Task to complete ->
Pick out each line of the records in which the word "Monsieur" appears.

Data provided ->
----

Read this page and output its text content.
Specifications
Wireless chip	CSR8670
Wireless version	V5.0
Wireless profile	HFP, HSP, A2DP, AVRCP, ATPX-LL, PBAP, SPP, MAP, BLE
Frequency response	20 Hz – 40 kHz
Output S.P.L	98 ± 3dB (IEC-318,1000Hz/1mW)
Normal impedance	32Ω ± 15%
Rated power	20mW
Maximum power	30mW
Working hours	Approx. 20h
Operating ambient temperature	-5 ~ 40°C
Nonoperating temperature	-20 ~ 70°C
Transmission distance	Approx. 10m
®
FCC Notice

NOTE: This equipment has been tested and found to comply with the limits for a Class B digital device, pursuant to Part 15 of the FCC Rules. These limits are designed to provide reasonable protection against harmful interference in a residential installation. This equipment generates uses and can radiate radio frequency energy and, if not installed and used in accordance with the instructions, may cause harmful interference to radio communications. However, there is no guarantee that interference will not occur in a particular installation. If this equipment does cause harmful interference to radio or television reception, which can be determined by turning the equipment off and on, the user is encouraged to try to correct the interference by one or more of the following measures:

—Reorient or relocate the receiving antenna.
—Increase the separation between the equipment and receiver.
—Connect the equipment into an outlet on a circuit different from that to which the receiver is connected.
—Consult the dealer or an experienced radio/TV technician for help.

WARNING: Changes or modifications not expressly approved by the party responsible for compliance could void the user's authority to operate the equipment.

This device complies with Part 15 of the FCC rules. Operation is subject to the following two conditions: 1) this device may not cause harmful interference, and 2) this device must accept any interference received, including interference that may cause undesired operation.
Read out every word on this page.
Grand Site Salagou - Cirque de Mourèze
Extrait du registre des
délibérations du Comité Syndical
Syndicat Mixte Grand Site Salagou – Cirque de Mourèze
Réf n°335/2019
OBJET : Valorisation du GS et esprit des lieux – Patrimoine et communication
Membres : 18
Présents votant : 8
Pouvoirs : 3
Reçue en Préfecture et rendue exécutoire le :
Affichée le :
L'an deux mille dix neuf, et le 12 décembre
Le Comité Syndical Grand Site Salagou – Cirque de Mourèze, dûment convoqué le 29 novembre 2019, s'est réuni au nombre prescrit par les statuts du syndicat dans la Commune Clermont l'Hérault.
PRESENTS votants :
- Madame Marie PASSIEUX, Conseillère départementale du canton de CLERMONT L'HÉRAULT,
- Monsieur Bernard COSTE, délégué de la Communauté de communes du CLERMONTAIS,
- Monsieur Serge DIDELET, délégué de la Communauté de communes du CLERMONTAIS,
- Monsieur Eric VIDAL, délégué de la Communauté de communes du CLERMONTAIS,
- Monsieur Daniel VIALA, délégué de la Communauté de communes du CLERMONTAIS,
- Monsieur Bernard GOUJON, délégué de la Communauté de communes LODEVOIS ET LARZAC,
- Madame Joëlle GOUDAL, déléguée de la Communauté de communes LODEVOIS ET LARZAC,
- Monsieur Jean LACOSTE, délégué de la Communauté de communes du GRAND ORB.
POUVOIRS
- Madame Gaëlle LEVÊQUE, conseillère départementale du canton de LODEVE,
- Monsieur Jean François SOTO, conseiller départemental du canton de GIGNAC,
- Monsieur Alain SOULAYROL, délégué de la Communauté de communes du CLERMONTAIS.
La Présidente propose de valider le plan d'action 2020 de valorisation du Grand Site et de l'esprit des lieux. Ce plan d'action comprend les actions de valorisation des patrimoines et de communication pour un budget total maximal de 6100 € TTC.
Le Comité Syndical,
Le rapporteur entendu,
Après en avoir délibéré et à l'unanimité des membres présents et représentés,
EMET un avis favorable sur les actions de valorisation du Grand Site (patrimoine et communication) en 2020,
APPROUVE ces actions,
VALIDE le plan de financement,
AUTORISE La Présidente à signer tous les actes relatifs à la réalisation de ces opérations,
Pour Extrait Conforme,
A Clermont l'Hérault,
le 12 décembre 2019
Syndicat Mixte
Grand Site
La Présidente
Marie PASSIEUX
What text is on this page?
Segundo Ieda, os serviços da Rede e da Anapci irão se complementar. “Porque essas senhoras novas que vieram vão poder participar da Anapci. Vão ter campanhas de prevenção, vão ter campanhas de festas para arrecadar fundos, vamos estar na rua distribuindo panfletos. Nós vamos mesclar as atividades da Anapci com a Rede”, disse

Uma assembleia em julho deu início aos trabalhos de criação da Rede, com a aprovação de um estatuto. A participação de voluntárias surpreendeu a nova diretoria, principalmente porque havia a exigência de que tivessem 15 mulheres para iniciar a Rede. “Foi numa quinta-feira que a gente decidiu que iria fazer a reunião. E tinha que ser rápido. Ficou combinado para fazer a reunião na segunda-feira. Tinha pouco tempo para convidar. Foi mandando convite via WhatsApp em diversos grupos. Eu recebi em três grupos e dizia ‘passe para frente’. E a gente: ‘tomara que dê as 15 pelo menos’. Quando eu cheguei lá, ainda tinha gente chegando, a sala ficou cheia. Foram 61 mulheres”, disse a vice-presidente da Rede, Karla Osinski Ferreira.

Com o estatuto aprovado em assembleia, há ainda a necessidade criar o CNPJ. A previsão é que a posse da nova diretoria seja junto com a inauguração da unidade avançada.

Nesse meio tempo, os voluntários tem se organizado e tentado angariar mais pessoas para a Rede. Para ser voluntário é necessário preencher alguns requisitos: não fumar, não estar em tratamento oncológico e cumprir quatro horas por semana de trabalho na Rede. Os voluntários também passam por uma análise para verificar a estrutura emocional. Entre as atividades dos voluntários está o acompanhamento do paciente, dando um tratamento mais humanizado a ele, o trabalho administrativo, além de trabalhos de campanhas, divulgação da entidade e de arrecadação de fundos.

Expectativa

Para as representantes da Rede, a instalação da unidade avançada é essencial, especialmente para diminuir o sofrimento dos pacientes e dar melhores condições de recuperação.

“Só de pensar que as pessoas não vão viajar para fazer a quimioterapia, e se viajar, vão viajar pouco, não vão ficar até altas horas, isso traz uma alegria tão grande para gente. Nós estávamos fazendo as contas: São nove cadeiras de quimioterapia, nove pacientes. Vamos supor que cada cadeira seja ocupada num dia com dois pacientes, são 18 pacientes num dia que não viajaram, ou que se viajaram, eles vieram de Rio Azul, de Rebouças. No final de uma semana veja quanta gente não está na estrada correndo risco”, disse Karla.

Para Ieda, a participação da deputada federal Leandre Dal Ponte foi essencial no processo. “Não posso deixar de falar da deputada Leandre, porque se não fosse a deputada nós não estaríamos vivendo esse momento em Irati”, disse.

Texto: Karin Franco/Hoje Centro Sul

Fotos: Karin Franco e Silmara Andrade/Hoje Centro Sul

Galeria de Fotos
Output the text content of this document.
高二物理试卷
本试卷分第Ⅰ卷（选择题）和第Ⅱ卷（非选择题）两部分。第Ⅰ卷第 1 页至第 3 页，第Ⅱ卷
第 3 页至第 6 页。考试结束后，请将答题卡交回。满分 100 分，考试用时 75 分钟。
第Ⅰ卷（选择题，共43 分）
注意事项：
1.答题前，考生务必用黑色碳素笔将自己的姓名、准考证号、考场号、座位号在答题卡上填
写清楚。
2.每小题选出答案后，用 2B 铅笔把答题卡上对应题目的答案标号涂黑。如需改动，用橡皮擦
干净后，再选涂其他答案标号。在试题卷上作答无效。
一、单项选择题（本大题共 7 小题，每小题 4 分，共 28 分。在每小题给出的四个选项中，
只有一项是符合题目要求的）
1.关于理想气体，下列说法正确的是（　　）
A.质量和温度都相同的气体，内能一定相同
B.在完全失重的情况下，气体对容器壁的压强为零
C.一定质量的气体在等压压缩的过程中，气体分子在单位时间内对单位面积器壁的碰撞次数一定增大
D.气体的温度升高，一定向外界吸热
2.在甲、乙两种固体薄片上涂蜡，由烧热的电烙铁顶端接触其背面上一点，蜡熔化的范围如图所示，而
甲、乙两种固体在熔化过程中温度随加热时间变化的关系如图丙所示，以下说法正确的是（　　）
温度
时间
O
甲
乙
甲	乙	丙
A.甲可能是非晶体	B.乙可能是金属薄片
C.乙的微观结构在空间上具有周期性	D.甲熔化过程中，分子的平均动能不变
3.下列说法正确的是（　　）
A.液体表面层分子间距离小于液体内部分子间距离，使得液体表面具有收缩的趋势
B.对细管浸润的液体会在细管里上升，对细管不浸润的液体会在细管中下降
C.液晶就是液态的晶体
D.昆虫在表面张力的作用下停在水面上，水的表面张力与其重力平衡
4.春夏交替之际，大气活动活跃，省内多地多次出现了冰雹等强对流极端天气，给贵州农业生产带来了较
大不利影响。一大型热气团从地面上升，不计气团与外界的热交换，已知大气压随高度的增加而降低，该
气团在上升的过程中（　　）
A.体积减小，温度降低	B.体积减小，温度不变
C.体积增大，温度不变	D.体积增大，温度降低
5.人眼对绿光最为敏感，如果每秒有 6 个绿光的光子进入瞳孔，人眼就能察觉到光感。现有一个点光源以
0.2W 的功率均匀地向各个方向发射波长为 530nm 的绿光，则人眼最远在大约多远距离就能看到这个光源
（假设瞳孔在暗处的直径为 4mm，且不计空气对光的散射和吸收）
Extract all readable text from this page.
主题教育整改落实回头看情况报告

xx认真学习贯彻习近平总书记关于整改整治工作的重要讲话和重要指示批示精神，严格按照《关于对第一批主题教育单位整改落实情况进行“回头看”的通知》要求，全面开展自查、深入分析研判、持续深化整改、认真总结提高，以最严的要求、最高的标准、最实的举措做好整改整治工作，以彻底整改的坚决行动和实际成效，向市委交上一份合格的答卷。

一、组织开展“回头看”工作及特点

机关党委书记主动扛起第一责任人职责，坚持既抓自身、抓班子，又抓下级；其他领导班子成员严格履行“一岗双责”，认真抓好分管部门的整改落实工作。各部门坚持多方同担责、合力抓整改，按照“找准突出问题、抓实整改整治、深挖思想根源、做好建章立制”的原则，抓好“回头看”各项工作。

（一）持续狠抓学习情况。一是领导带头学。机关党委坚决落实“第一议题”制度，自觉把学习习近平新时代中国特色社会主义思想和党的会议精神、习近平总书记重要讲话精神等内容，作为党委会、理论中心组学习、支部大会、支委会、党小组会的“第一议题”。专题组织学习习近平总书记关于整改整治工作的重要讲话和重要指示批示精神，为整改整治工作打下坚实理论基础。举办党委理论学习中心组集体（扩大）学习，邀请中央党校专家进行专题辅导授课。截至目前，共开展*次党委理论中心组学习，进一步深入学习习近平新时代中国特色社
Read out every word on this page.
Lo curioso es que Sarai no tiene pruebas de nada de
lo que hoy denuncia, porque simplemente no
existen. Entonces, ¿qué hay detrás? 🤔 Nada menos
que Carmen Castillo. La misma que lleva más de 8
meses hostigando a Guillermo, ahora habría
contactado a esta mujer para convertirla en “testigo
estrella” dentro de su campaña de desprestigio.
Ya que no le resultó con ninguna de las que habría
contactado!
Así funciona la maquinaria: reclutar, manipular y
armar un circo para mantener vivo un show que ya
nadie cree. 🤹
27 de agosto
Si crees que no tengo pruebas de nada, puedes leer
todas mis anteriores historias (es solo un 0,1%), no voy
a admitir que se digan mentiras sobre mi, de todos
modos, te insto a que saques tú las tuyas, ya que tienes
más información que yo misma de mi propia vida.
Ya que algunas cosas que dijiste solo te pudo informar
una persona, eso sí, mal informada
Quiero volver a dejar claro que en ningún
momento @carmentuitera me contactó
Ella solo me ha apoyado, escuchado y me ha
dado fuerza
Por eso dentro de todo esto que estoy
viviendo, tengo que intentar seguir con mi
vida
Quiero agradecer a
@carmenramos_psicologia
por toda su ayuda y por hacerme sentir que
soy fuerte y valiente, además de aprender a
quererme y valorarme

----

Output below ->
- Monsieur Bernard COSTE, délégué de la Communauté de communes du CLERMONTAIS,
- Monsieur Serge DIDELET, délégué de la Communauté de communes du CLERMONTAIS,
- Monsieur Eric VIDAL, délégué de la Communauté de communes du CLERMONTAIS,
- Monsieur Daniel VIALA, délégué de la Communauté de communes du CLERMONTAIS,
- Monsieur Bernard GOUJON, délégué de la Communauté de communes LODEVOIS ET LARZAC,
- Monsieur Jean LACOSTE, délégué de la Communauté de communes du GRAND ORB.
- Monsieur Jean François SOTO, conseiller départemental du canton de GIGNAC,
- Monsieur Alain SOULAYROL, délégué de la Communauté de communes du CLERMONTAIS.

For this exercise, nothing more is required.